======== DATA IN THIS EXERCISE

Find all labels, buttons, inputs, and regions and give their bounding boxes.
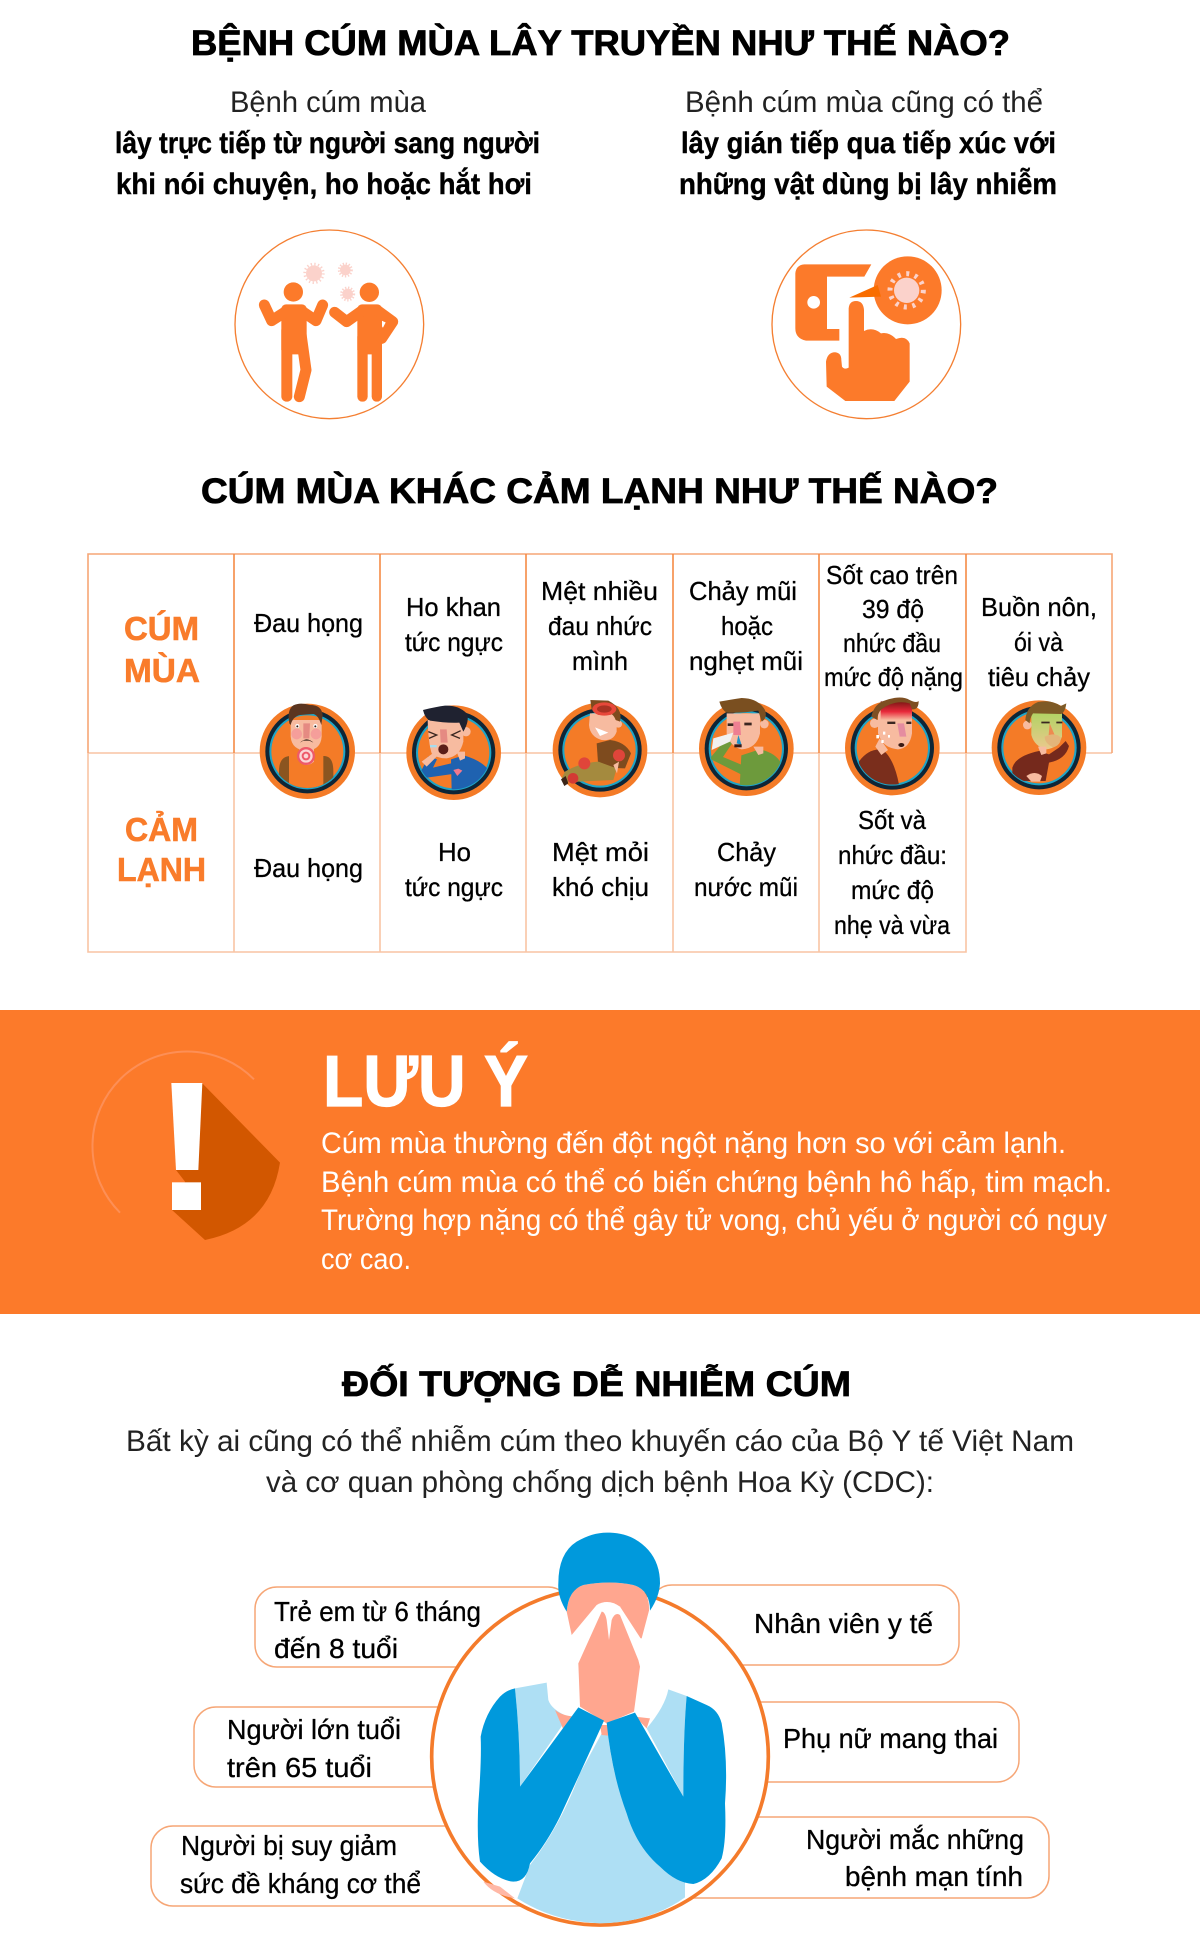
text block: direct transmission xyxy=(115,86,540,201)
flu symptoms text: mức độ nặng xyxy=(824,662,963,692)
text block: indirect transmission xyxy=(679,86,1057,201)
callout: weak immunity: sức đề kháng cơ thể xyxy=(180,1868,421,1899)
text block: indirect transmission: những vật dùng bị lây nhiễm xyxy=(679,167,1057,201)
cold symptoms text: nước mũi xyxy=(694,872,798,902)
callout: children: đến 8 tuổi xyxy=(274,1633,398,1664)
note body text xyxy=(321,1127,1112,1276)
cold symptoms text: mức độ xyxy=(851,875,934,905)
illustration: person sneezing into tissue xyxy=(432,1533,768,1925)
note body text: Trường hợp nặng có thể gây tử vong, chủ yếu ở người có nguy xyxy=(321,1204,1107,1237)
intro text: và cơ quan phòng chống dịch bệnh Hoa Kỳ (CDC): xyxy=(266,1466,934,1499)
icon: two people talking with viruses xyxy=(235,230,424,419)
callout: elderly: trên 65 tuổi xyxy=(227,1752,372,1783)
flu symptoms text: Mệt nhiều xyxy=(541,576,658,606)
callout: weak immunity xyxy=(151,1826,600,1906)
text block: direct transmission: lây trực tiếp từ người sang người xyxy=(115,127,540,160)
flu symptoms text: tiêu chảy xyxy=(988,662,1090,692)
title: how flu spreads: BỆNH CÚM MÙA LÂY TRUYỀN NHƯ THẾ NÀO? xyxy=(191,23,1010,63)
cold symptoms text: Mệt mỏi xyxy=(552,837,649,867)
text block: indirect transmission: lây gián tiếp qua tiếp xúc với xyxy=(681,127,1056,160)
cold symptoms text xyxy=(254,805,950,940)
note body text: cơ cao. xyxy=(321,1243,411,1276)
row label: common cold xyxy=(117,811,206,888)
flu symptoms text: hoặc xyxy=(721,611,773,641)
text block: direct transmission: khi nói chuyện, ho hoặc hắt hơi xyxy=(116,167,532,201)
cold symptoms text: Ho xyxy=(438,837,471,867)
flu symptoms text xyxy=(254,560,1097,692)
note body text: Cúm mùa thường đến đột ngột nặng hơn so với cảm lạnh. xyxy=(321,1127,1066,1160)
banner: note xyxy=(0,1010,1200,1314)
text block: indirect transmission: Bệnh cúm mùa cũng có thể xyxy=(685,86,1043,119)
cold symptoms text: nhẹ và vừa xyxy=(834,910,950,940)
row label: common cold: LẠNH xyxy=(117,851,206,888)
row label: seasonal flu: CÚM xyxy=(124,610,199,647)
cold symptoms text: Sốt và xyxy=(858,805,926,835)
callout: weak immunity: Người bị suy giảm xyxy=(181,1830,397,1861)
callout: chronic illness: Người mắc những xyxy=(806,1824,1024,1855)
comparison table grid xyxy=(88,554,1112,952)
title: at-risk groups: ĐỐI TƯỢNG DỄ NHIỄM CÚM xyxy=(342,1364,851,1404)
cold symptoms text: tức ngực xyxy=(405,872,503,902)
flu symptoms text: Ho khan xyxy=(406,592,501,622)
flu symptoms text: tức ngực xyxy=(405,627,503,657)
icon: nauseous man xyxy=(992,700,1086,795)
note heading: LƯU Ý xyxy=(323,1041,528,1122)
callout: health workers: Nhân viên y tế xyxy=(754,1608,933,1639)
flu symptoms text: mình xyxy=(572,646,628,676)
callout: chronic illness xyxy=(600,1817,1049,1898)
cold symptoms text: Chảy xyxy=(717,837,776,867)
row label: seasonal flu xyxy=(124,610,200,689)
row label: common cold: CẢM xyxy=(125,811,198,848)
intro text: Bất kỳ ai cũng có thể nhiễm cúm theo khuyến cáo của Bộ Y tế Việt Nam xyxy=(126,1425,1074,1458)
callout: pregnant women xyxy=(600,1702,1019,1782)
flu symptoms text: Đau họng xyxy=(254,608,363,638)
flu symptoms text: Sốt cao trên xyxy=(826,560,958,590)
callout: elderly xyxy=(194,1707,600,1787)
icon: coughing man xyxy=(406,705,501,800)
flu symptoms text: nghẹt mũi xyxy=(689,646,803,676)
callout: children: Trẻ em từ 6 tháng xyxy=(274,1596,481,1627)
icon: feverish man xyxy=(845,697,940,795)
cold symptoms text: khó chịu xyxy=(552,872,649,902)
note body text: Bệnh cúm mùa có thể có biến chứng bệnh hô hấp, tim mạch. xyxy=(321,1166,1112,1199)
flu symptoms text: Buồn nôn, xyxy=(981,592,1097,622)
flu symptoms text: nhức đầu xyxy=(843,628,941,658)
intro text xyxy=(126,1425,1074,1499)
icon: finger touching phone with virus xyxy=(772,230,961,419)
flu symptoms text: ói và xyxy=(1014,627,1063,657)
callout: health workers xyxy=(650,1585,959,1665)
callout: elderly: Người lớn tuổi xyxy=(227,1714,401,1745)
callout: children xyxy=(255,1587,570,1667)
flu symptoms text: đau nhức xyxy=(548,611,652,641)
row label: seasonal flu: MÙA xyxy=(124,652,200,689)
flu symptoms text: Chảy mũi xyxy=(689,576,797,606)
callout: chronic illness: bệnh mạn tính xyxy=(845,1861,1023,1892)
cold symptoms text: Đau họng xyxy=(254,853,363,883)
text block: direct transmission: Bệnh cúm mùa xyxy=(230,86,426,119)
icon: sore throat man xyxy=(260,704,355,799)
icon: runny nose man xyxy=(699,698,794,796)
icon: exclamation mark xyxy=(92,1051,280,1240)
callout: pregnant women: Phụ nữ mang thai xyxy=(783,1723,998,1754)
cold symptoms text: nhức đầu: xyxy=(838,840,947,870)
flu symptoms text: 39 độ xyxy=(862,594,924,624)
icon: aching body man xyxy=(553,700,647,797)
title: flu vs cold: CÚM MÙA KHÁC CẢM LẠNH NHƯ THẾ NÀO? xyxy=(201,471,998,511)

================

### YOUR ASSIGNMENT
The word "body" appears in some of the lines above. Copy those lines.

### EXPECTED OUTPUT
note body text xyxy=(321,1127,1112,1276)
note body text: Trường hợp nặng có thể gây tử vong, chủ yếu ở người có nguy xyxy=(321,1204,1107,1237)
note body text: cơ cao. xyxy=(321,1243,411,1276)
note body text: Cúm mùa thường đến đột ngột nặng hơn so với cảm lạnh. xyxy=(321,1127,1066,1160)
note body text: Bệnh cúm mùa có thể có biến chứng bệnh hô hấp, tim mạch. xyxy=(321,1166,1112,1199)
icon: aching body man xyxy=(553,700,647,797)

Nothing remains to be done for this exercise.